* _GIVEN EXERCISE_:
Every record should be copied exactly, except that pictures are to be omitted.

* _TASK INPUT_:
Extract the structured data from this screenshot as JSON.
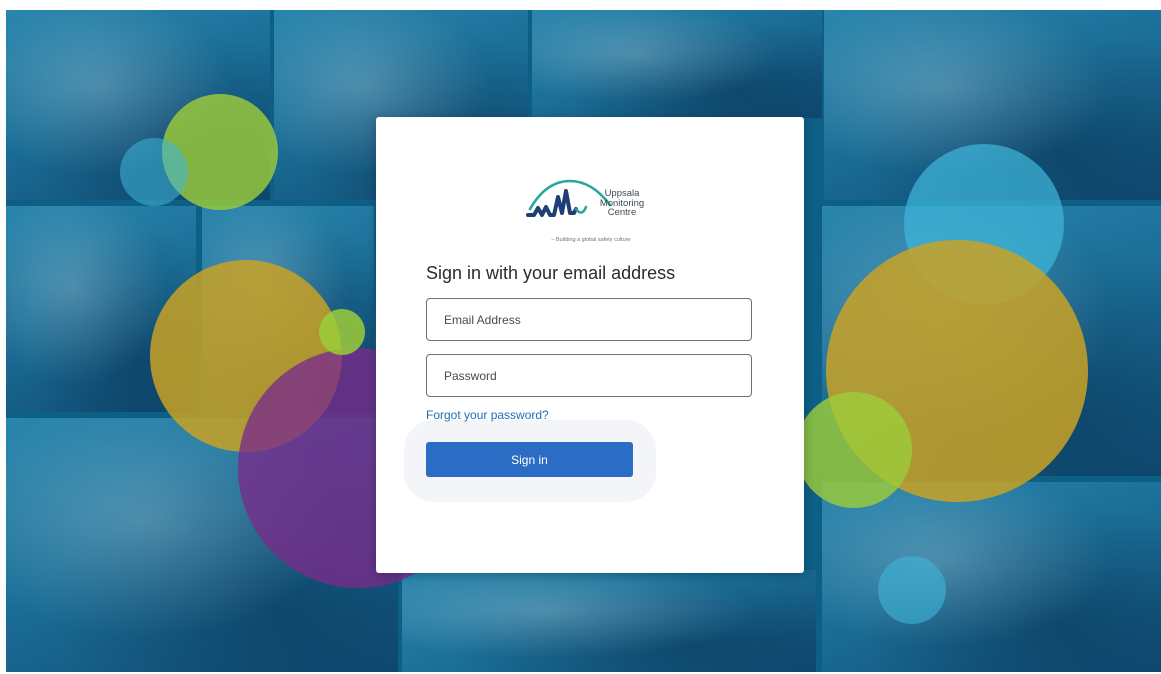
{
  "brand": {
    "name_line1": "Uppsala",
    "name_line2": "Monitoring",
    "name_line3": "Centre",
    "tagline": "– Building a global safety culture",
    "colors": {
      "logo_teal": "#2aa79b",
      "logo_blue": "#1e3f73"
    }
  },
  "signin": {
    "heading": "Sign in with your email address",
    "email_placeholder": "Email Address",
    "email_value": "",
    "password_placeholder": "Password",
    "password_value": "",
    "forgot_link": "Forgot your password?",
    "submit_label": "Sign in"
  },
  "theme": {
    "background": "#0d5f86",
    "button": "#2b6cc4",
    "link": "#1f6fb5",
    "circle_green": "#9ccc3a",
    "circle_gold": "#c9a225",
    "circle_purple": "#7a2a8a",
    "circle_cyan": "#3fb6d9"
  }
}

* _ANSWER TO THIS EXERCISE_:
Extract the structured data from this screenshot as JSON.
{
  "brand": {
    "name_line1": "Uppsala",
    "name_line2": "Monitoring",
    "name_line3": "Centre",
    "tagline": "– Building a global safety culture",
    "colors": {
      "logo_teal": "#2aa79b",
      "logo_blue": "#1e3f73"
    }
  },
  "signin": {
    "heading": "Sign in with your email address",
    "email_placeholder": "Email Address",
    "email_value": "",
    "password_placeholder": "Password",
    "password_value": "",
    "forgot_link": "Forgot your password?",
    "submit_label": "Sign in"
  },
  "theme": {
    "background": "#0d5f86",
    "button": "#2b6cc4",
    "link": "#1f6fb5",
    "circle_green": "#9ccc3a",
    "circle_gold": "#c9a225",
    "circle_purple": "#7a2a8a",
    "circle_cyan": "#3fb6d9"
  }
}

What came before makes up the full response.